• **To be done**
Rewrite the records starting at the first line and ending at the line containing "- input-label: HDMI3: [230, 280, 278, 295]", changing "input-value-selector" to "input-selector" and leaving everything else unchanged.

[Stored items from a collection]
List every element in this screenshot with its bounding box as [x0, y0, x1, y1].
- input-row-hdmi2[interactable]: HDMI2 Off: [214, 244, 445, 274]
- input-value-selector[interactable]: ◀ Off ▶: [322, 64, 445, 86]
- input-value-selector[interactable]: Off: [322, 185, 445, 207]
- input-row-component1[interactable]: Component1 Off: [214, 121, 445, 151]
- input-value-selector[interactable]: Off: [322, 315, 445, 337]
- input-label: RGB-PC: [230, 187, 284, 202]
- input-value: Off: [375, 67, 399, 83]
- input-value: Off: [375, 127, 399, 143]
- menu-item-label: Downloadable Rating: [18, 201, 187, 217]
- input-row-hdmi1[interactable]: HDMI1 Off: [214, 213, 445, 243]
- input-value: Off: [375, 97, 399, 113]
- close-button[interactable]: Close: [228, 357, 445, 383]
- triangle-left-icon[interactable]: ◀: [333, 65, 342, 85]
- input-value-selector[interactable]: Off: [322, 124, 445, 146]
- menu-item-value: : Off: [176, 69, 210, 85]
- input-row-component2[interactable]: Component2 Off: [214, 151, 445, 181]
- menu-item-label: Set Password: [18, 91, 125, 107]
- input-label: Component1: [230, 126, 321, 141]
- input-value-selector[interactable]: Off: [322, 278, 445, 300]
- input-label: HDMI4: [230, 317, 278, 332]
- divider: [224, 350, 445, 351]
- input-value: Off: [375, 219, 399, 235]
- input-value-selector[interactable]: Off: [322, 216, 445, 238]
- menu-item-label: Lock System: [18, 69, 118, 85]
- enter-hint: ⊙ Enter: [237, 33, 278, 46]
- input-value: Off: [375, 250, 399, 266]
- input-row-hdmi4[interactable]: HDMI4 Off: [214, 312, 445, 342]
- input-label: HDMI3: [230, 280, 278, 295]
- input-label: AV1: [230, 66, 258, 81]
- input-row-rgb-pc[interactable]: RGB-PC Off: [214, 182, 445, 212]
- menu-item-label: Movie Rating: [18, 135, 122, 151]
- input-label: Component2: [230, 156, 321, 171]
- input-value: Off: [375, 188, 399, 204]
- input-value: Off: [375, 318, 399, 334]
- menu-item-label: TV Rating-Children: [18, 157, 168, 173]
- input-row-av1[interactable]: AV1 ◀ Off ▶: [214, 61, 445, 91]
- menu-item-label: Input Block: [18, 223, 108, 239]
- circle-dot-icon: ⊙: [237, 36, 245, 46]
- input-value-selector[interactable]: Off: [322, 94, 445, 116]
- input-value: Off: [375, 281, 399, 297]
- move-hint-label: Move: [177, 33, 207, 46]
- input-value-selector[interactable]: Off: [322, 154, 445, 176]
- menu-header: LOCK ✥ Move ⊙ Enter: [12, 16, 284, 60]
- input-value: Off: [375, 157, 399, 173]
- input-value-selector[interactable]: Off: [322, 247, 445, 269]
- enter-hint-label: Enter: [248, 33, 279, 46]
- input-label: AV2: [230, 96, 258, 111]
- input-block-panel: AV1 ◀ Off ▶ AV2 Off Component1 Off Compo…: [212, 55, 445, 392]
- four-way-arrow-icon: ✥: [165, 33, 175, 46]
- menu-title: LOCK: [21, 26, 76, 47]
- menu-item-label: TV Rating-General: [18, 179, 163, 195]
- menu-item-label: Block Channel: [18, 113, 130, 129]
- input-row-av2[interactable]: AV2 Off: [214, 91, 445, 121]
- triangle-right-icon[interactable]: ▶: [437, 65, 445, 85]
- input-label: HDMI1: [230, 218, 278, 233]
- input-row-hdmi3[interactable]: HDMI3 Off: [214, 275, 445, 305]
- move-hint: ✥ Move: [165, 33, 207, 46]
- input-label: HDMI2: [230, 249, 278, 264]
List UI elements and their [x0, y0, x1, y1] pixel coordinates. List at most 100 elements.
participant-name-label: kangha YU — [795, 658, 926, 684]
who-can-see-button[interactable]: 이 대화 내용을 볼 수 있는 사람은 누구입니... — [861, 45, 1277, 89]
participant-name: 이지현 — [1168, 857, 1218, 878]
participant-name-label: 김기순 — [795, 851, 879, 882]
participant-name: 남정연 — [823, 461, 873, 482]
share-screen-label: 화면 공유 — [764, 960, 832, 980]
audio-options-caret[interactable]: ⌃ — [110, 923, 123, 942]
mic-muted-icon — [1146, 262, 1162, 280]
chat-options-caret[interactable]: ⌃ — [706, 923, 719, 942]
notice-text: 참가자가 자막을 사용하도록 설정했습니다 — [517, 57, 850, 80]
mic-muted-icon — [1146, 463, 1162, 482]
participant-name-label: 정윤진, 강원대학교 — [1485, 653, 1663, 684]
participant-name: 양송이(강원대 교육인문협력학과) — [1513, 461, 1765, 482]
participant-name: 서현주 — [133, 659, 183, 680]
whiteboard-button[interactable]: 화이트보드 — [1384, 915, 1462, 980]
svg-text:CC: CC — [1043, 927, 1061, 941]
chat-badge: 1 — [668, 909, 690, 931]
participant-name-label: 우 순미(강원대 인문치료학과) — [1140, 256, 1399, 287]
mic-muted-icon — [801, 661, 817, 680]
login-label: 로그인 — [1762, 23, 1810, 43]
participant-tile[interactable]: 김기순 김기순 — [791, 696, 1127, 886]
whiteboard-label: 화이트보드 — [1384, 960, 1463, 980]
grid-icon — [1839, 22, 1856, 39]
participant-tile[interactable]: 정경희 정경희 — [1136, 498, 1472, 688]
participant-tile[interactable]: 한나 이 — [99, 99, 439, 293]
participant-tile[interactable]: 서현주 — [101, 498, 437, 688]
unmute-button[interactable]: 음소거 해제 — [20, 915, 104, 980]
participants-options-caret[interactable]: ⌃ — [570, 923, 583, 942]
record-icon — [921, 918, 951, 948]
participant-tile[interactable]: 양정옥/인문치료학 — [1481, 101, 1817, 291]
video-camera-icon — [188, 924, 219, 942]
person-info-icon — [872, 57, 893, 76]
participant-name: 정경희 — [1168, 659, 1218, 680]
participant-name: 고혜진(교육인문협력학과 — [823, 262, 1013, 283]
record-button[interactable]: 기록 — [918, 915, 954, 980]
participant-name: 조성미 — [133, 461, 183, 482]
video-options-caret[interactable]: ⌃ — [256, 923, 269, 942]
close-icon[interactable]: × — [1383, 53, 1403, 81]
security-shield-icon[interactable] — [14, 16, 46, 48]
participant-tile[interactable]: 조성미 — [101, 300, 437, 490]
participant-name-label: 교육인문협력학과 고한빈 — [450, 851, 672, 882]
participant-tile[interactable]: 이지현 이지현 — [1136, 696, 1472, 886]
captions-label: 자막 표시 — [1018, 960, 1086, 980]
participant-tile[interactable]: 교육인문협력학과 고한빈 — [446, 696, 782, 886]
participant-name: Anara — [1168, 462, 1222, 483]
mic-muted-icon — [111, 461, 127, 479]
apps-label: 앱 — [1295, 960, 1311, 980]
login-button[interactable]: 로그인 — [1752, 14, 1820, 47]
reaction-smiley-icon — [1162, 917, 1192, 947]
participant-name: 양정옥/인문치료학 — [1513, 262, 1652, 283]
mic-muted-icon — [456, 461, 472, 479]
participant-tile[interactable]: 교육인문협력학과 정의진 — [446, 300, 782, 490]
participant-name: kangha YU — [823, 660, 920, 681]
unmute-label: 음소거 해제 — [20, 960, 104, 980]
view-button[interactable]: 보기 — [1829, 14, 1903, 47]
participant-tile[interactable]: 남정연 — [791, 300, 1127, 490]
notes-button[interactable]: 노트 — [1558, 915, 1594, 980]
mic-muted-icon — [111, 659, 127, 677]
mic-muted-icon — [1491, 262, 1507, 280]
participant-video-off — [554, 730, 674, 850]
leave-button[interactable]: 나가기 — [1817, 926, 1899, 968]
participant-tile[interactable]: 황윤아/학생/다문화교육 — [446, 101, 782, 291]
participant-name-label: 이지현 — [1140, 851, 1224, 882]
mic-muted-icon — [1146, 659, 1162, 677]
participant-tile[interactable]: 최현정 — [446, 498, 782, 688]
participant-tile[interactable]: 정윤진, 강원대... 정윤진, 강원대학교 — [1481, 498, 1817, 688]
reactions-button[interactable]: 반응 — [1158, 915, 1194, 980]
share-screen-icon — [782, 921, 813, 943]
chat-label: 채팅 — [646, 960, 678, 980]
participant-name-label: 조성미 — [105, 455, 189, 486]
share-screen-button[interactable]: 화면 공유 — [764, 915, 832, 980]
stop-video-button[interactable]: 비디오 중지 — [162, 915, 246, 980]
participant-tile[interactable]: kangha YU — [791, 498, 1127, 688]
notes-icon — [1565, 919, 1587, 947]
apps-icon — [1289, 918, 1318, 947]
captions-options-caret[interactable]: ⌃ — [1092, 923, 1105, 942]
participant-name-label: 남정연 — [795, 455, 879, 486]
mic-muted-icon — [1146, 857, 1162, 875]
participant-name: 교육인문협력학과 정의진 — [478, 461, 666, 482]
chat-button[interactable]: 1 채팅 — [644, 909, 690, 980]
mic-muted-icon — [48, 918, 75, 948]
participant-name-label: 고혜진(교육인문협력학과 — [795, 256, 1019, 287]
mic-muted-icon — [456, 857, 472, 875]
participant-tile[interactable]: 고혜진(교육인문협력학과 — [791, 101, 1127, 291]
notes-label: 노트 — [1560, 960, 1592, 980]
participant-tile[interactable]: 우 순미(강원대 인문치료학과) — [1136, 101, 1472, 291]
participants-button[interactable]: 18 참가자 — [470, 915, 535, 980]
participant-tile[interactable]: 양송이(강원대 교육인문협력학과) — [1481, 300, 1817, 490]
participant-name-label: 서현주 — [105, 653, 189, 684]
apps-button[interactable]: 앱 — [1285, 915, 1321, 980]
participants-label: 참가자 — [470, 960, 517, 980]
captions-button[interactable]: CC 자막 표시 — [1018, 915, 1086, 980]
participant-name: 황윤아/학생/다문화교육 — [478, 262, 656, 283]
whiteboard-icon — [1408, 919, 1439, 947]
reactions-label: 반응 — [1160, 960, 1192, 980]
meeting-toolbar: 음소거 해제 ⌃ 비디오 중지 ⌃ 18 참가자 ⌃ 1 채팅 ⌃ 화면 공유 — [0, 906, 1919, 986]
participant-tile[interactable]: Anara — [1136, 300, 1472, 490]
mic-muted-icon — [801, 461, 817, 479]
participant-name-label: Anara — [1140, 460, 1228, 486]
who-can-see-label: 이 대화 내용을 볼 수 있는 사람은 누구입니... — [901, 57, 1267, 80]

• **Output**
List every element in this screenshot with its bounding box as [x0, y0, x1, y1].
- input-row-hdmi2[interactable]: HDMI2 Off: [214, 244, 445, 274]
- input-selector[interactable]: ◀ Off ▶: [322, 64, 445, 86]
- input-selector[interactable]: Off: [322, 185, 445, 207]
- input-row-component1[interactable]: Component1 Off: [214, 121, 445, 151]
- input-selector[interactable]: Off: [322, 315, 445, 337]
- input-label: RGB-PC: [230, 187, 284, 202]
- input-value: Off: [375, 67, 399, 83]
- input-value: Off: [375, 127, 399, 143]
- menu-item-label: Downloadable Rating: [18, 201, 187, 217]
- input-row-hdmi1[interactable]: HDMI1 Off: [214, 213, 445, 243]
- input-value: Off: [375, 97, 399, 113]
- close-button[interactable]: Close: [228, 357, 445, 383]
- triangle-left-icon[interactable]: ◀: [333, 65, 342, 85]
- input-selector[interactable]: Off: [322, 124, 445, 146]
- menu-item-value: : Off: [176, 69, 210, 85]
- input-row-component2[interactable]: Component2 Off: [214, 151, 445, 181]
- menu-item-label: Set Password: [18, 91, 125, 107]
- input-label: Component1: [230, 126, 321, 141]
- input-selector[interactable]: Off: [322, 278, 445, 300]
- input-label: HDMI4: [230, 317, 278, 332]
- divider: [224, 350, 445, 351]
- input-value: Off: [375, 219, 399, 235]
- input-selector[interactable]: Off: [322, 216, 445, 238]
- menu-item-label: Lock System: [18, 69, 118, 85]
- enter-hint: ⊙ Enter: [237, 33, 278, 46]
- input-value: Off: [375, 250, 399, 266]
- input-row-hdmi4[interactable]: HDMI4 Off: [214, 312, 445, 342]
- input-label: HDMI3: [230, 280, 278, 295]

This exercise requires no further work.